• _Description of the task_
A faithful copy of each entry below is expected, with the images removed.

Supplied data: Begin

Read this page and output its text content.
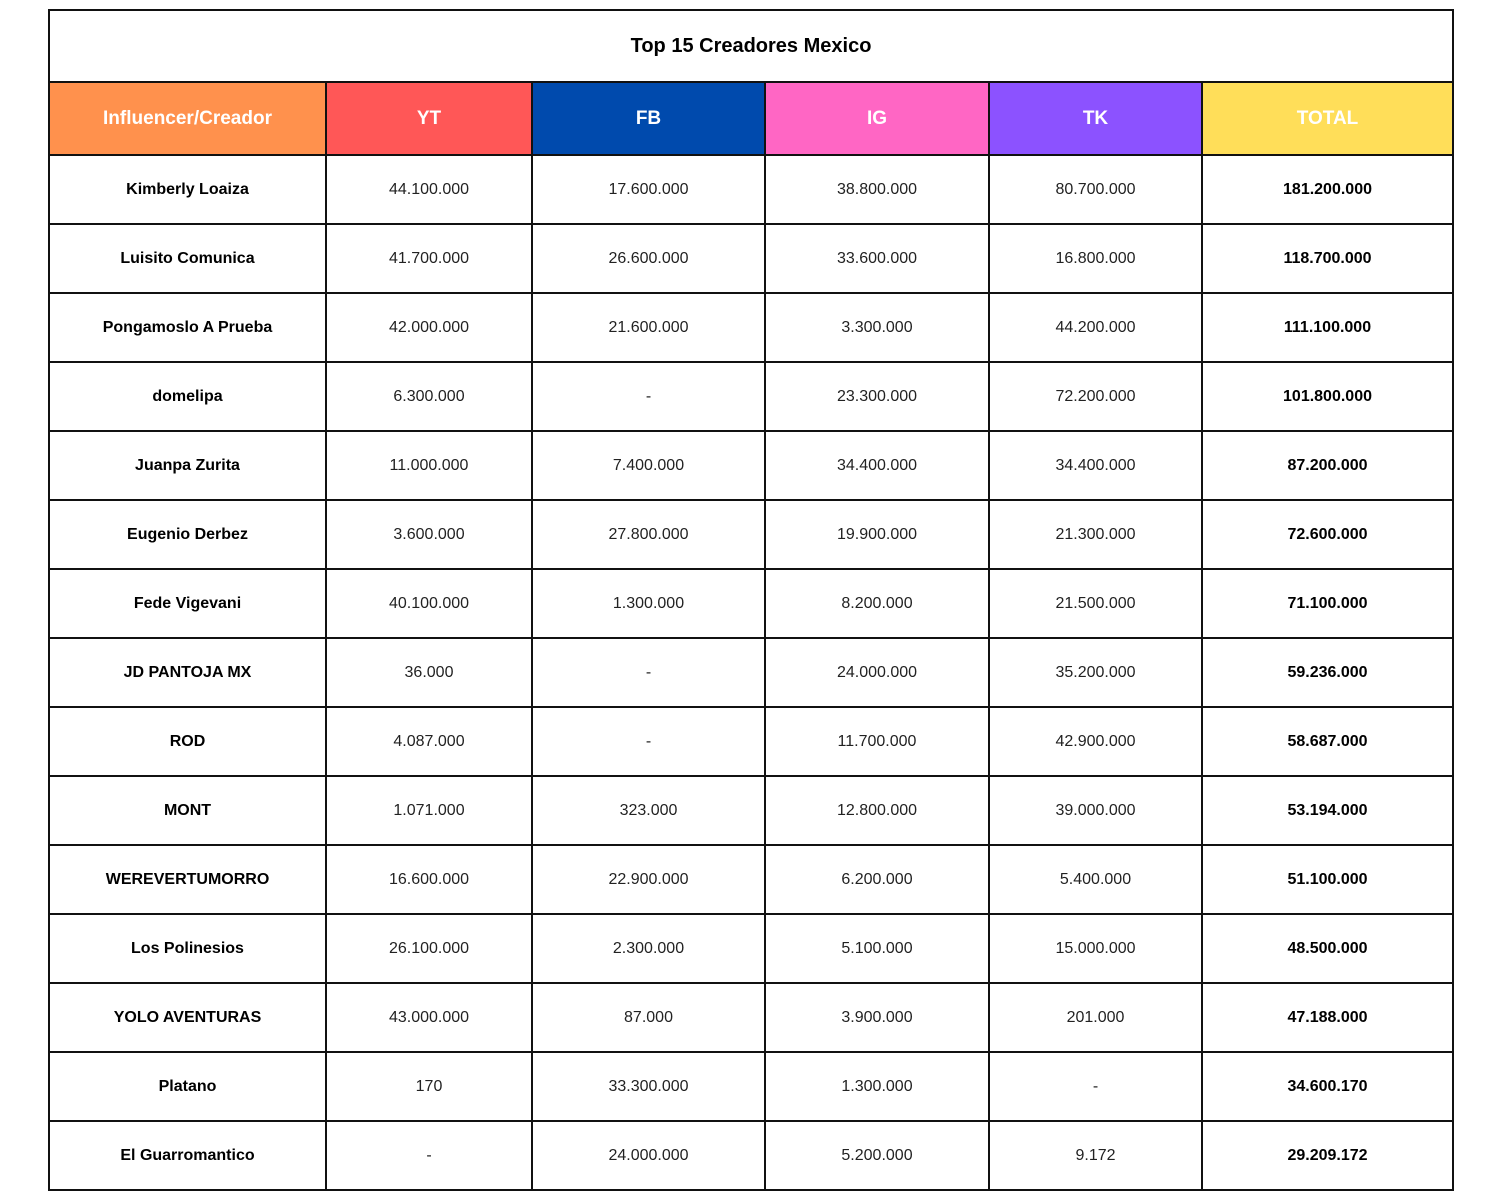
Top 15 Creadores Mexico					
Influencer/Creador	YT	FB	IG	TK	TOTAL
Kimberly Loaiza	44.100.000	17.600.000	38.800.000	80.700.000	181.200.000
Luisito Comunica	41.700.000	26.600.000	33.600.000	16.800.000	118.700.000
Pongamoslo A Prueba	42.000.000	21.600.000	3.300.000	44.200.000	111.100.000
domelipa	6.300.000	-	23.300.000	72.200.000	101.800.000
Juanpa Zurita	11.000.000	7.400.000	34.400.000	34.400.000	87.200.000
Eugenio Derbez	3.600.000	27.800.000	19.900.000	21.300.000	72.600.000
Fede Vigevani	40.100.000	1.300.000	8.200.000	21.500.000	71.100.000
JD PANTOJA MX	36.000	-	24.000.000	35.200.000	59.236.000
ROD	4.087.000	-	11.700.000	42.900.000	58.687.000
MONT	1.071.000	323.000	12.800.000	39.000.000	53.194.000
WEREVERTUMORRO	16.600.000	22.900.000	6.200.000	5.400.000	51.100.000
Los Polinesios	26.100.000	2.300.000	5.100.000	15.000.000	48.500.000
YOLO AVENTURAS	43.000.000	87.000	3.900.000	201.000	47.188.000
Platano	170	33.300.000	1.300.000	-	34.600.170
El Guarromantico	-	24.000.000	5.200.000	9.172	29.209.172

Supplied data: End

• _Reply_
Read this page and output its text content.
Top 15 Creadores Mexico					
Influencer/Creador	YT	FB	IG	TK	TOTAL
Kimberly Loaiza	44.100.000	17.600.000	38.800.000	80.700.000	181.200.000
Luisito Comunica	41.700.000	26.600.000	33.600.000	16.800.000	118.700.000
Pongamoslo A Prueba	42.000.000	21.600.000	3.300.000	44.200.000	111.100.000
domelipa	6.300.000	-	23.300.000	72.200.000	101.800.000
Juanpa Zurita	11.000.000	7.400.000	34.400.000	34.400.000	87.200.000
Eugenio Derbez	3.600.000	27.800.000	19.900.000	21.300.000	72.600.000
Fede Vigevani	40.100.000	1.300.000	8.200.000	21.500.000	71.100.000
JD PANTOJA MX	36.000	-	24.000.000	35.200.000	59.236.000
ROD	4.087.000	-	11.700.000	42.900.000	58.687.000
MONT	1.071.000	323.000	12.800.000	39.000.000	53.194.000
WEREVERTUMORRO	16.600.000	22.900.000	6.200.000	5.400.000	51.100.000
Los Polinesios	26.100.000	2.300.000	5.100.000	15.000.000	48.500.000
YOLO AVENTURAS	43.000.000	87.000	3.900.000	201.000	47.188.000
Platano	170	33.300.000	1.300.000	-	34.600.170
El Guarromantico	-	24.000.000	5.200.000	9.172	29.209.172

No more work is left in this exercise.